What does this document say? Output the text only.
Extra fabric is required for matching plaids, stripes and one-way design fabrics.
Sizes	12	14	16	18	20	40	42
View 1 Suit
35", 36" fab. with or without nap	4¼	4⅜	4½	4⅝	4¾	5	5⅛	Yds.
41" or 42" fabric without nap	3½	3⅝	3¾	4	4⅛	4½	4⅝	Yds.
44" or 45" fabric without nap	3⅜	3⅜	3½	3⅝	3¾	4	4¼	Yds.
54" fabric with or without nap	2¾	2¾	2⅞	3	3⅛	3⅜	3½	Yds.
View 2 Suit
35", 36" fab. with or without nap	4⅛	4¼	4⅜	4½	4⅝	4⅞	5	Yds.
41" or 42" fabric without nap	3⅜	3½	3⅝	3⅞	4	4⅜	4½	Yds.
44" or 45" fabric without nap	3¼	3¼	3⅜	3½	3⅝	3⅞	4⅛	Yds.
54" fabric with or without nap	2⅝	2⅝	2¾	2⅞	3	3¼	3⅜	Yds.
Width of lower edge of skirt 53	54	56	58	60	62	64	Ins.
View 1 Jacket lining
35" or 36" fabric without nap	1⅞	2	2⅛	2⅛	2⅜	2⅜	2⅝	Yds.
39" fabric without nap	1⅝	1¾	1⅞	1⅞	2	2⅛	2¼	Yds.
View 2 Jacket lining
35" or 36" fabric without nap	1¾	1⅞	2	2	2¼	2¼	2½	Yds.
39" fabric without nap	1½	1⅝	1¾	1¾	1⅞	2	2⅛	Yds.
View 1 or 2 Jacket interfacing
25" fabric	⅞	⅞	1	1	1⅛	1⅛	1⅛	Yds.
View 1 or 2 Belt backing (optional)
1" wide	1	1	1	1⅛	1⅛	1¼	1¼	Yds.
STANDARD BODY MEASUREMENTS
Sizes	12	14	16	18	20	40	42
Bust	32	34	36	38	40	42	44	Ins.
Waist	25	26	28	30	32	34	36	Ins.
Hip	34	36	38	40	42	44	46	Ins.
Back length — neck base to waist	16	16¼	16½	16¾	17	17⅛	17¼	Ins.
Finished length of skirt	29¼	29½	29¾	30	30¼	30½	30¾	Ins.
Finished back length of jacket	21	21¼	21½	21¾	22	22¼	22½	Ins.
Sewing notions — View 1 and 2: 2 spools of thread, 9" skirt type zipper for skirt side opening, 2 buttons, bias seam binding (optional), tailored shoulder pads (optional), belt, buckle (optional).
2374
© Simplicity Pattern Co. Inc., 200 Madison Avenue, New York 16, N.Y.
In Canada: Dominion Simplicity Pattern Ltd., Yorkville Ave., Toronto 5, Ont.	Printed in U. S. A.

----------

**STATED PROBLEM**
Reproduce each entry exactly, leaving out nothing.

**WORKED SOLUTION**
What does this document say? Output the text only.
Extra fabric is required for matching plaids, stripes and one-way design fabrics.
Sizes	12	14	16	18	20	40	42
View 1 Suit
35", 36" fab. with or without nap	4¼	4⅜	4½	4⅝	4¾	5	5⅛	Yds.
41" or 42" fabric without nap	3½	3⅝	3¾	4	4⅛	4½	4⅝	Yds.
44" or 45" fabric without nap	3⅜	3⅜	3½	3⅝	3¾	4	4¼	Yds.
54" fabric with or without nap	2¾	2¾	2⅞	3	3⅛	3⅜	3½	Yds.
View 2 Suit
35", 36" fab. with or without nap	4⅛	4¼	4⅜	4½	4⅝	4⅞	5	Yds.
41" or 42" fabric without nap	3⅜	3½	3⅝	3⅞	4	4⅜	4½	Yds.
44" or 45" fabric without nap	3¼	3¼	3⅜	3½	3⅝	3⅞	4⅛	Yds.
54" fabric with or without nap	2⅝	2⅝	2¾	2⅞	3	3¼	3⅜	Yds.
Width of lower edge of skirt 53	54	56	58	60	62	64	Ins.
View 1 Jacket lining
35" or 36" fabric without nap	1⅞	2	2⅛	2⅛	2⅜	2⅜	2⅝	Yds.
39" fabric without nap	1⅝	1¾	1⅞	1⅞	2	2⅛	2¼	Yds.
View 2 Jacket lining
35" or 36" fabric without nap	1¾	1⅞	2	2	2¼	2¼	2½	Yds.
39" fabric without nap	1½	1⅝	1¾	1¾	1⅞	2	2⅛	Yds.
View 1 or 2 Jacket interfacing
25" fabric	⅞	⅞	1	1	1⅛	1⅛	1⅛	Yds.
View 1 or 2 Belt backing (optional)
1" wide	1	1	1	1⅛	1⅛	1¼	1¼	Yds.
STANDARD BODY MEASUREMENTS
Sizes	12	14	16	18	20	40	42
Bust	32	34	36	38	40	42	44	Ins.
Waist	25	26	28	30	32	34	36	Ins.
Hip	34	36	38	40	42	44	46	Ins.
Back length — neck base to waist	16	16¼	16½	16¾	17	17⅛	17¼	Ins.
Finished length of skirt	29¼	29½	29¾	30	30¼	30½	30¾	Ins.
Finished back length of jacket	21	21¼	21½	21¾	22	22¼	22½	Ins.
Sewing notions — View 1 and 2: 2 spools of thread, 9" skirt type zipper for skirt side opening, 2 buttons, bias seam binding (optional), tailored shoulder pads (optional), belt, buckle (optional).
2374
© Simplicity Pattern Co. Inc., 200 Madison Avenue, New York 16, N.Y.
In Canada: Dominion Simplicity Pattern Ltd., Yorkville Ave., Toronto 5, Ont.	Printed in U. S. A.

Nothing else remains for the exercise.